## INPUT DATA
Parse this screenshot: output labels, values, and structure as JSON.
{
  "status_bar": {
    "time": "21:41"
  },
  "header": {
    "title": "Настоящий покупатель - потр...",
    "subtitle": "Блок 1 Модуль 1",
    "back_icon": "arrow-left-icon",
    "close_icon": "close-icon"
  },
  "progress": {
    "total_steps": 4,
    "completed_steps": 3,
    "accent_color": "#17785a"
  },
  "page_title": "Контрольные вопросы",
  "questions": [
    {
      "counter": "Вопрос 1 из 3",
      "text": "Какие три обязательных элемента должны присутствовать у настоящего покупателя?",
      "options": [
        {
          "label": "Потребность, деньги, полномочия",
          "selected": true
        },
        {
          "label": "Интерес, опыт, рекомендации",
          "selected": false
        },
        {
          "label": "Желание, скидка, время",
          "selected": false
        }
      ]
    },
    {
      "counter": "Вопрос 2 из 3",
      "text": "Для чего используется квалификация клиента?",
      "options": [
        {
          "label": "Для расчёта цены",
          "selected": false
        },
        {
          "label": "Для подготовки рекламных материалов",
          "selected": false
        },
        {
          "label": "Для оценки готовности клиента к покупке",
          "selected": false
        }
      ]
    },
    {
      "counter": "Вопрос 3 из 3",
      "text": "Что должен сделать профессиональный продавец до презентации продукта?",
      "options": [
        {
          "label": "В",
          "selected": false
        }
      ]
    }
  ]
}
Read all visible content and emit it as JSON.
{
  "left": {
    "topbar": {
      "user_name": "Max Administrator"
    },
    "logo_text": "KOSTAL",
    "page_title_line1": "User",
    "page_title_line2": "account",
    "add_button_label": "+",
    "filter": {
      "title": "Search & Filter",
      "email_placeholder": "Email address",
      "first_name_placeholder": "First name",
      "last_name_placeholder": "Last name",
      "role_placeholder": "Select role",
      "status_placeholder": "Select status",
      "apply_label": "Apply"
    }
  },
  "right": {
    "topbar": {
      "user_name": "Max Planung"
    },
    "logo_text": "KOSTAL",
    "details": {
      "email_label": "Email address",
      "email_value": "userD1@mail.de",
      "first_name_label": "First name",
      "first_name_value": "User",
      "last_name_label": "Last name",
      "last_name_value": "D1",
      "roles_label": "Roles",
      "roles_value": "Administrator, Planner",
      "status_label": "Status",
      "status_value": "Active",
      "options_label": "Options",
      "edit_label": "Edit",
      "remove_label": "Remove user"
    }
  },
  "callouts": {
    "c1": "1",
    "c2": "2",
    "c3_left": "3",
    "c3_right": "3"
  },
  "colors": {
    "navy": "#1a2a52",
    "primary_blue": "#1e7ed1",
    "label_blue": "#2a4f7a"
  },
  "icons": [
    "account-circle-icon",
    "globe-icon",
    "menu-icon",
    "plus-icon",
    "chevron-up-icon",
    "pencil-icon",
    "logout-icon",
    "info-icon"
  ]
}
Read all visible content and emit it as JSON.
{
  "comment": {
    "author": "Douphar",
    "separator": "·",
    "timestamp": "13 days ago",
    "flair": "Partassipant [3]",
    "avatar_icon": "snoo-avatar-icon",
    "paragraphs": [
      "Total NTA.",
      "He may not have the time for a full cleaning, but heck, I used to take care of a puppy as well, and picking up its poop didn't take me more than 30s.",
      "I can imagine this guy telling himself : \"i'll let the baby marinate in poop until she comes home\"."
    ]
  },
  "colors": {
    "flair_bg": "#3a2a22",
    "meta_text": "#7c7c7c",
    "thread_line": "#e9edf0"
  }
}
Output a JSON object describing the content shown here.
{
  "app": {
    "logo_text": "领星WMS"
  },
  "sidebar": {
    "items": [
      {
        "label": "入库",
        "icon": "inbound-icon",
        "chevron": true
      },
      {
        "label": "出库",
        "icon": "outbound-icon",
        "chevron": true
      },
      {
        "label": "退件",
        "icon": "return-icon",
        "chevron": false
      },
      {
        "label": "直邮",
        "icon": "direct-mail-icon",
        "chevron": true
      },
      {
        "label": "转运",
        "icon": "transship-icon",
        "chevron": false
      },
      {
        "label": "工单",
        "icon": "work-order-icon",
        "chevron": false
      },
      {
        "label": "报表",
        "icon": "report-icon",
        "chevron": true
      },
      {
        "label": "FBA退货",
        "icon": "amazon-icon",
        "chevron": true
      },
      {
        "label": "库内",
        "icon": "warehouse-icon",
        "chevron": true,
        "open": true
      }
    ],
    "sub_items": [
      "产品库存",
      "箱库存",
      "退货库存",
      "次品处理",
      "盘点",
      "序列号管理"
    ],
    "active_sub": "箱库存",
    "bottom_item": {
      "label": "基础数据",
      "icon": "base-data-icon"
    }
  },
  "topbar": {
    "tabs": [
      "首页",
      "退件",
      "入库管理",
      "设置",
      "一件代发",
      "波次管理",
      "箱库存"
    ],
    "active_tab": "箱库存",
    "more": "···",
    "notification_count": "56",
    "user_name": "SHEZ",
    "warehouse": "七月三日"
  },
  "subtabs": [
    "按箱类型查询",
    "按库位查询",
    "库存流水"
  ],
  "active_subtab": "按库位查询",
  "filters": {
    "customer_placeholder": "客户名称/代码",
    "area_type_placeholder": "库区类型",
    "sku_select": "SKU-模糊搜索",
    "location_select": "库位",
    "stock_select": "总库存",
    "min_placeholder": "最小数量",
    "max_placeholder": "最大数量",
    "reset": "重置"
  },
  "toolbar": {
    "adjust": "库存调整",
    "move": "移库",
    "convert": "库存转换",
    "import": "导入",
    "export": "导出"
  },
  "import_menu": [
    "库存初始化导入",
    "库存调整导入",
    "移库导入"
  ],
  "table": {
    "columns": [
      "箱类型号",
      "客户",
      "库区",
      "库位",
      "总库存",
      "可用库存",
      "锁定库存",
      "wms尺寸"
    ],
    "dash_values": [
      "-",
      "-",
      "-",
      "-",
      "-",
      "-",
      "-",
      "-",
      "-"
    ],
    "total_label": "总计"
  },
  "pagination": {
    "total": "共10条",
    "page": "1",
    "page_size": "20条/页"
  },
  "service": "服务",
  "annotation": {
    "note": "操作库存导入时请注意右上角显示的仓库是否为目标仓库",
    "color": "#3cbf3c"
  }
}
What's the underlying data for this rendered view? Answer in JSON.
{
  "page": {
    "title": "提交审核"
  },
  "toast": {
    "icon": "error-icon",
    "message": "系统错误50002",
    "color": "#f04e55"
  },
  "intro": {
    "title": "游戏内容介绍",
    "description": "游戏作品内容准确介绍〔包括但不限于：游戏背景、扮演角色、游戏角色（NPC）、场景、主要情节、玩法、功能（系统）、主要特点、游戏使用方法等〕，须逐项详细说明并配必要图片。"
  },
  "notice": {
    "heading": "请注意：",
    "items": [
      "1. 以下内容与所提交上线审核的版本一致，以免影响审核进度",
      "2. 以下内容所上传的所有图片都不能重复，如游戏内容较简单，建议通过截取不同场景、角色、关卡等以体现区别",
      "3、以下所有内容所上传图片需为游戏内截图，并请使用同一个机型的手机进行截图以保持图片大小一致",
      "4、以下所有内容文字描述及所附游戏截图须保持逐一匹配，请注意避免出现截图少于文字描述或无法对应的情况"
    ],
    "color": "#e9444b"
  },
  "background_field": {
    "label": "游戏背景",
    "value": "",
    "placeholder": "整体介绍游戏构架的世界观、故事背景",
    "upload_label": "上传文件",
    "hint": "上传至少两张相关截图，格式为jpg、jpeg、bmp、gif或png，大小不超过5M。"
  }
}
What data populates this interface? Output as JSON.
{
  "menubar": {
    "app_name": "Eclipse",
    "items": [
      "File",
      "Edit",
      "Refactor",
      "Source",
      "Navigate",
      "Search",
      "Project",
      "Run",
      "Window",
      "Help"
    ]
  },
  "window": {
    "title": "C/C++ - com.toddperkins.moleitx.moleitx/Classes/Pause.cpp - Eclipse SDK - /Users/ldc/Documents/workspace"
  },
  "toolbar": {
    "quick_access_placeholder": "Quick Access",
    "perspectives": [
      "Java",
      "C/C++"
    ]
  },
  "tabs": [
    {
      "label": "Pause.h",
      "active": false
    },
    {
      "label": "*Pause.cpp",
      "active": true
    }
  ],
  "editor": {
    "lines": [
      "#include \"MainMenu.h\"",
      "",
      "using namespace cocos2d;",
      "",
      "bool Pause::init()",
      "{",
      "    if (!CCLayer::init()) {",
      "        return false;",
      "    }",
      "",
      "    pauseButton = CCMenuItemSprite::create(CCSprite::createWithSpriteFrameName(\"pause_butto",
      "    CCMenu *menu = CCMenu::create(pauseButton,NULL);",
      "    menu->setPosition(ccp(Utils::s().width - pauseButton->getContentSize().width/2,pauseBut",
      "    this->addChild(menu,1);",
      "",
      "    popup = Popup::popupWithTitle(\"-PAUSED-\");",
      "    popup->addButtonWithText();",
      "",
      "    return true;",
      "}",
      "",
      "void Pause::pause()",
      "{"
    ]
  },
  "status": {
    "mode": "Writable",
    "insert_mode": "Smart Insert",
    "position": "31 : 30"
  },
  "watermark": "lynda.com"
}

## EXERCISE PROMPT
Gather each line in these records that contains the string "Administrator".

## EXERCISE RESULT
      "user_name": "Max Administrator"
      "roles_value": "Administrator, Planner",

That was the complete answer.